Task goal |
Lines that contain the string "scroll" are to be copied; leave out all others.

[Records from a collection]

========================================================================

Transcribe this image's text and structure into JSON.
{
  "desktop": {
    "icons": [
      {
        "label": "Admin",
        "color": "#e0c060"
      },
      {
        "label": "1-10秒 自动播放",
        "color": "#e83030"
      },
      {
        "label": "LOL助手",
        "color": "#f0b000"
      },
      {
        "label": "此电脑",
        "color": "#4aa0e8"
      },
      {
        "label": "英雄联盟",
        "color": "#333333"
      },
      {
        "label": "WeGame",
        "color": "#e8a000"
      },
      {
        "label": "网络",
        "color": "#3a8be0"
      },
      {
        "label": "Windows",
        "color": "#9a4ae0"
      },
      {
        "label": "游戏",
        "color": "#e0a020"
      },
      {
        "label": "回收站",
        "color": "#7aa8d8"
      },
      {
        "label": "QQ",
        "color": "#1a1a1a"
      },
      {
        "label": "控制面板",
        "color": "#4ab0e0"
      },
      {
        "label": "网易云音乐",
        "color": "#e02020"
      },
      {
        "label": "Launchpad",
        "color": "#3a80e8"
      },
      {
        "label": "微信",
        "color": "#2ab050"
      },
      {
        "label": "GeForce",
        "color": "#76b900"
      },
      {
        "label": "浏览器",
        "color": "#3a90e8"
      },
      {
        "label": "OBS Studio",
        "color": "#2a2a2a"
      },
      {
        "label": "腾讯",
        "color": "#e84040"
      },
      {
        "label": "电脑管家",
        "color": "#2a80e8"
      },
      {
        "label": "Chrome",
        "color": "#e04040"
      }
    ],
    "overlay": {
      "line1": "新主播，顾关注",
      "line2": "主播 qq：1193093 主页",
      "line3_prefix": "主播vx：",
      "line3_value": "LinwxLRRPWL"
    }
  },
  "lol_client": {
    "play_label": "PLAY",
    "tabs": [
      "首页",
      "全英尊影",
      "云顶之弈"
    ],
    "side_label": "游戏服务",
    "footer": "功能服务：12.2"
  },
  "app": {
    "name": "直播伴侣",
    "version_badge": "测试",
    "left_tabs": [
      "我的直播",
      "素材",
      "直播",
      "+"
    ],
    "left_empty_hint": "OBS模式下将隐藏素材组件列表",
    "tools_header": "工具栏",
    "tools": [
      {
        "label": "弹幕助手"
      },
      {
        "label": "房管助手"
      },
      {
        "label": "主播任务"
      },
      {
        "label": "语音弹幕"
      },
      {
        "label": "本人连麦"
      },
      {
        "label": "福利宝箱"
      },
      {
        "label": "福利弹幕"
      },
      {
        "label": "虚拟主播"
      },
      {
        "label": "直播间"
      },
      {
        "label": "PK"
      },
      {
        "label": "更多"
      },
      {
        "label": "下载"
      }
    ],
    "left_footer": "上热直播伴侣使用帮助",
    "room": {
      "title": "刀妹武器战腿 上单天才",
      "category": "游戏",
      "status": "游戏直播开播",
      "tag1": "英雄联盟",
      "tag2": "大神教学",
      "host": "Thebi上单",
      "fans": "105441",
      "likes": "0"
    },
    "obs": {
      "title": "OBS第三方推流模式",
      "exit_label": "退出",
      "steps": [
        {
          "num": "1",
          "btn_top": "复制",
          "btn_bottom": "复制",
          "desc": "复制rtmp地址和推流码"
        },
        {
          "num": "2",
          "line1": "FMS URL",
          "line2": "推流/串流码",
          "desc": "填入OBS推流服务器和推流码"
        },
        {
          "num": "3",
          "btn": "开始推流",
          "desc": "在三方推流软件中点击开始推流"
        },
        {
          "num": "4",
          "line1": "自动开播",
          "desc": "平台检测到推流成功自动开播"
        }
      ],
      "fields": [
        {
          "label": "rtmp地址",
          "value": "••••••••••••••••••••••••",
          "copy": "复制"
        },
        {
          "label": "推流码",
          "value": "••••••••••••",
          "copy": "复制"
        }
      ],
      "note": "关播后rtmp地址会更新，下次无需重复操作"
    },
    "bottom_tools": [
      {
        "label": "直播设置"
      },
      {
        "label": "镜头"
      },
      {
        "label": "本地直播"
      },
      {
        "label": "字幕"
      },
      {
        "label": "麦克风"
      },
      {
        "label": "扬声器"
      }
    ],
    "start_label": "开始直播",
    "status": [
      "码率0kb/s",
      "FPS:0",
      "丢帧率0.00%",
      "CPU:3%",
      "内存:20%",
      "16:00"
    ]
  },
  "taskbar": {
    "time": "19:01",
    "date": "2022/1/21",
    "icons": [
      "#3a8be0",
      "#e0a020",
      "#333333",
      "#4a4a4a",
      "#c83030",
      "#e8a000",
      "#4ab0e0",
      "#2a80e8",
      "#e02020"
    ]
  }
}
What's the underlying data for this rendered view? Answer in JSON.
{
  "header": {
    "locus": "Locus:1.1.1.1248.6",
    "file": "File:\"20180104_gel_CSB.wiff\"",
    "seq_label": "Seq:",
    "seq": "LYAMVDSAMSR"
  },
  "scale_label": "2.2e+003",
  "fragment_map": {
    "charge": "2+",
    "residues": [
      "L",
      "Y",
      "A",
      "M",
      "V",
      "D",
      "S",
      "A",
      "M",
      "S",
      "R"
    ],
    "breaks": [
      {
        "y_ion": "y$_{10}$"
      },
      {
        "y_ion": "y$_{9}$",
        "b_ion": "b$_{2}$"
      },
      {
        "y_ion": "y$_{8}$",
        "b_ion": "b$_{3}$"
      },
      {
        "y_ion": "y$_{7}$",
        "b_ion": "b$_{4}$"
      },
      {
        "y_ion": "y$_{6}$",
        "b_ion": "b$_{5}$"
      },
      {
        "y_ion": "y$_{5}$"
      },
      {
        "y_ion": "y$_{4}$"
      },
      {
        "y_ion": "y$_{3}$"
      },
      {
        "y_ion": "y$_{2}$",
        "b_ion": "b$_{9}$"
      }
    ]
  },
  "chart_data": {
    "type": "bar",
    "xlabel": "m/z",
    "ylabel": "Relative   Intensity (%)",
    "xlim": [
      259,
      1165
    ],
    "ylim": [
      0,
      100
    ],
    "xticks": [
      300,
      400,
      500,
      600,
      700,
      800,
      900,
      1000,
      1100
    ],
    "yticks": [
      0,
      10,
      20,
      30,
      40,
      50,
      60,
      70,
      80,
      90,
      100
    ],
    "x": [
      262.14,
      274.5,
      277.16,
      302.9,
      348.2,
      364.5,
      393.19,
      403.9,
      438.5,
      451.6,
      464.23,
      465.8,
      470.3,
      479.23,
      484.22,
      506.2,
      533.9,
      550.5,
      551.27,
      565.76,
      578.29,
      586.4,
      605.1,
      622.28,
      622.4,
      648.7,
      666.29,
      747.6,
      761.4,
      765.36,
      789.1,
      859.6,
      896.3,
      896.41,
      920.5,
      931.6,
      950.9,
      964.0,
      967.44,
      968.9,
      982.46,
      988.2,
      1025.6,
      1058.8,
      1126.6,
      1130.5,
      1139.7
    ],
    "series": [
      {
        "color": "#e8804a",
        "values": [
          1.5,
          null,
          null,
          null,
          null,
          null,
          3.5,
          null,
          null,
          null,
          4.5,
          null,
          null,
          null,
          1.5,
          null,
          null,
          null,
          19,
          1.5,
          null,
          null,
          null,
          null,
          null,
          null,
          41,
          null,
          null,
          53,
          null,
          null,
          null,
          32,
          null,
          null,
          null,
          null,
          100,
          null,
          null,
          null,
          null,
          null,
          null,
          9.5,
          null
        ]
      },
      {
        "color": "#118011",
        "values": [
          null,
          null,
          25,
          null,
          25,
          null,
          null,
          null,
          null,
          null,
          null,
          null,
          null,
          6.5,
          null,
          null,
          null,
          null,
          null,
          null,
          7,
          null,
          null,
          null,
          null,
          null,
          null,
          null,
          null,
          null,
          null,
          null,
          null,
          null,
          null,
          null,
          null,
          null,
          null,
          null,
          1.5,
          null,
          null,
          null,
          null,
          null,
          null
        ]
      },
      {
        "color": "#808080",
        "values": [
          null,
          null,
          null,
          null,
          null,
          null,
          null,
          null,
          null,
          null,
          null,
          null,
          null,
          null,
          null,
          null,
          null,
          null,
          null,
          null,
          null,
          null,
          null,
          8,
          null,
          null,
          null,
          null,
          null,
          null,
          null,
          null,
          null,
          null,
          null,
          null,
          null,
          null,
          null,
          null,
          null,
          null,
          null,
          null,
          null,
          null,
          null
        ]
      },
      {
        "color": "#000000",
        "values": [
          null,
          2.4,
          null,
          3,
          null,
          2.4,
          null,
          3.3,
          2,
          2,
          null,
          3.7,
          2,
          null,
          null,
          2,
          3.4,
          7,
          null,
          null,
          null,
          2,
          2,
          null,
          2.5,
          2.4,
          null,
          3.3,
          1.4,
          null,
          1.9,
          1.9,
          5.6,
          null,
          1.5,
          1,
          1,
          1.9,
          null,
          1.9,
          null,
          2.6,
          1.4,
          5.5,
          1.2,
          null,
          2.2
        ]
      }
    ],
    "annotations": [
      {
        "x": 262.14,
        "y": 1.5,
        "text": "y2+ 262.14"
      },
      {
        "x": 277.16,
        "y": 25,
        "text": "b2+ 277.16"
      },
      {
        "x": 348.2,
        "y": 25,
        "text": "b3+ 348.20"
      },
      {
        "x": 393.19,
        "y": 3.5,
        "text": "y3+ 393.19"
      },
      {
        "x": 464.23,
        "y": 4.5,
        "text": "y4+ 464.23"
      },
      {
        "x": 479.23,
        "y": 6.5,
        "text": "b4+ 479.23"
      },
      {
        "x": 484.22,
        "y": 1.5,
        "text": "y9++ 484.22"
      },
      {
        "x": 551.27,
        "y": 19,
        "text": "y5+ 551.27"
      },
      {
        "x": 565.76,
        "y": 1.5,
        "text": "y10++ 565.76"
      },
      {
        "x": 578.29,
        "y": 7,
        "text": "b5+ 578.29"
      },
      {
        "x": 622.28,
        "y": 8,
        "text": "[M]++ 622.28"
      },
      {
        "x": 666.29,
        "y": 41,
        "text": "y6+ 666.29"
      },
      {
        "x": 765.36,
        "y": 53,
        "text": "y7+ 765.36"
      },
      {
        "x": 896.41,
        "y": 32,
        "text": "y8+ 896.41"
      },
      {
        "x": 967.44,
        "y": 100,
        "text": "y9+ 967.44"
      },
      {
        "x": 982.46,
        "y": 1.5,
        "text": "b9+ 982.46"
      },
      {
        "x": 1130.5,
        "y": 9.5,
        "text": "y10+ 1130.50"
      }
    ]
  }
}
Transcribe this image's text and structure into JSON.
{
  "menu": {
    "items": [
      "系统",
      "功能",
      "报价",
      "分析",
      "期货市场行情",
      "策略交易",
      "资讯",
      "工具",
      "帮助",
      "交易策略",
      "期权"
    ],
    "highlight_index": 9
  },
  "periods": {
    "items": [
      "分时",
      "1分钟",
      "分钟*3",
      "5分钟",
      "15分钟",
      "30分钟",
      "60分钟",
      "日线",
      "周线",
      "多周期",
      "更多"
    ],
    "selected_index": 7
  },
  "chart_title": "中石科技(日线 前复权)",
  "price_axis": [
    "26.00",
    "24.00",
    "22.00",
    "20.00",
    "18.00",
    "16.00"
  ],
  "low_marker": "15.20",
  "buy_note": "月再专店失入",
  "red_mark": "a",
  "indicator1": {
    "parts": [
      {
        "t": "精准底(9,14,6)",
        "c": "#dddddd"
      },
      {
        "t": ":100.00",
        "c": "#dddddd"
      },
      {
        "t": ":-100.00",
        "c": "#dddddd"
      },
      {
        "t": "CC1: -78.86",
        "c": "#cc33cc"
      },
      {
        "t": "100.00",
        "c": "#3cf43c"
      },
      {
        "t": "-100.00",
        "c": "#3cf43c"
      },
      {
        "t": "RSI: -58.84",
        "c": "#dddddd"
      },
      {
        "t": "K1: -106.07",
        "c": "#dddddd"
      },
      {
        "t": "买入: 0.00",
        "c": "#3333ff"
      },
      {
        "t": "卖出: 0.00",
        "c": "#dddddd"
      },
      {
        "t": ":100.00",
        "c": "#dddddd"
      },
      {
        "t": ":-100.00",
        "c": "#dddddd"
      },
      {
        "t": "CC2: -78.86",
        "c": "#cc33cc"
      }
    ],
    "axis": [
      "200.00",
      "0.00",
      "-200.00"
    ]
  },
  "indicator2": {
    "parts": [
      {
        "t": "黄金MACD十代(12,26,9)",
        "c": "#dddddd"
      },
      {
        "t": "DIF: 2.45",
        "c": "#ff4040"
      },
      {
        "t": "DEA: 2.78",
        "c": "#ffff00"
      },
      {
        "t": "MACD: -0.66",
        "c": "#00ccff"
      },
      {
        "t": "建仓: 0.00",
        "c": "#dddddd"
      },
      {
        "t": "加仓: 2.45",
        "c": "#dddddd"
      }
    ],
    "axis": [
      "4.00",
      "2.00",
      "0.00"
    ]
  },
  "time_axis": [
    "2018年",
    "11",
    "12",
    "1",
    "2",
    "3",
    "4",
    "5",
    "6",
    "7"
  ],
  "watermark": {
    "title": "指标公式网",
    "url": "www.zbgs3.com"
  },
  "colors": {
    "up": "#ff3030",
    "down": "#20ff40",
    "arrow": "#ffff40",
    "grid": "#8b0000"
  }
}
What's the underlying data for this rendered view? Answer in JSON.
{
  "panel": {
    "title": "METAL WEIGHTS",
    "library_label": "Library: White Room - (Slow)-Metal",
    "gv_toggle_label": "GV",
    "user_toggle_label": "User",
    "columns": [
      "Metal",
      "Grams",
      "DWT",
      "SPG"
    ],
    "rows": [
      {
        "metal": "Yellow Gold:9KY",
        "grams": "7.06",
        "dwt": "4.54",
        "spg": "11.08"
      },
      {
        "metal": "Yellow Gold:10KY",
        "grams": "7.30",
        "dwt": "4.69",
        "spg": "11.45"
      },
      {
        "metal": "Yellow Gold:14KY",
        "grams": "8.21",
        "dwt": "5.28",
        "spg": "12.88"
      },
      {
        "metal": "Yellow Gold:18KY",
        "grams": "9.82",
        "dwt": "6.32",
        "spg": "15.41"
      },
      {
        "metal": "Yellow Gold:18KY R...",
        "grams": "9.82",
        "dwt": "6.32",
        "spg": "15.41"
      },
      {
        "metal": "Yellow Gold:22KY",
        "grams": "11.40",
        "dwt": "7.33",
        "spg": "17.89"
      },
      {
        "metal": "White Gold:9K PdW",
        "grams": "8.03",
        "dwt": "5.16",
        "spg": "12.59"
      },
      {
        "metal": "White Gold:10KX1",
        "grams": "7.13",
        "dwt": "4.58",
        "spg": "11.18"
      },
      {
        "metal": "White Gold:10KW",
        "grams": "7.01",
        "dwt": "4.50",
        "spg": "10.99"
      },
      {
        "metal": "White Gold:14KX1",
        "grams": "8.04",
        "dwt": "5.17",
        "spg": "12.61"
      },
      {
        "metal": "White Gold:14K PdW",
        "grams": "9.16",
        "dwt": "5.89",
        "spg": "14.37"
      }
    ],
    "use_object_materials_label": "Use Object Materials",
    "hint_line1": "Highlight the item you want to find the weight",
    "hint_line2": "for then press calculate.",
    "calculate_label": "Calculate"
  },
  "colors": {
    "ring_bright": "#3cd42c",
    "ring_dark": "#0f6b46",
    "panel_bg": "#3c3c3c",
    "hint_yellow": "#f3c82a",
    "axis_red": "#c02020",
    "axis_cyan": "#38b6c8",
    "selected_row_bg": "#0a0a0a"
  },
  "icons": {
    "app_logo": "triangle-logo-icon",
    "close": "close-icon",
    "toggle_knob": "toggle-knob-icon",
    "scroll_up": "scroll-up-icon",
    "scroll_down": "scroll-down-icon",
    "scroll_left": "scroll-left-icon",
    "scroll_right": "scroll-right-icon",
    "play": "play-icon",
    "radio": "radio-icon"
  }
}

========================================================================

Answer to this task |
    "scroll_up": "scroll-up-icon",
    "scroll_down": "scroll-down-icon",
    "scroll_left": "scroll-left-icon",
    "scroll_right": "scroll-right-icon",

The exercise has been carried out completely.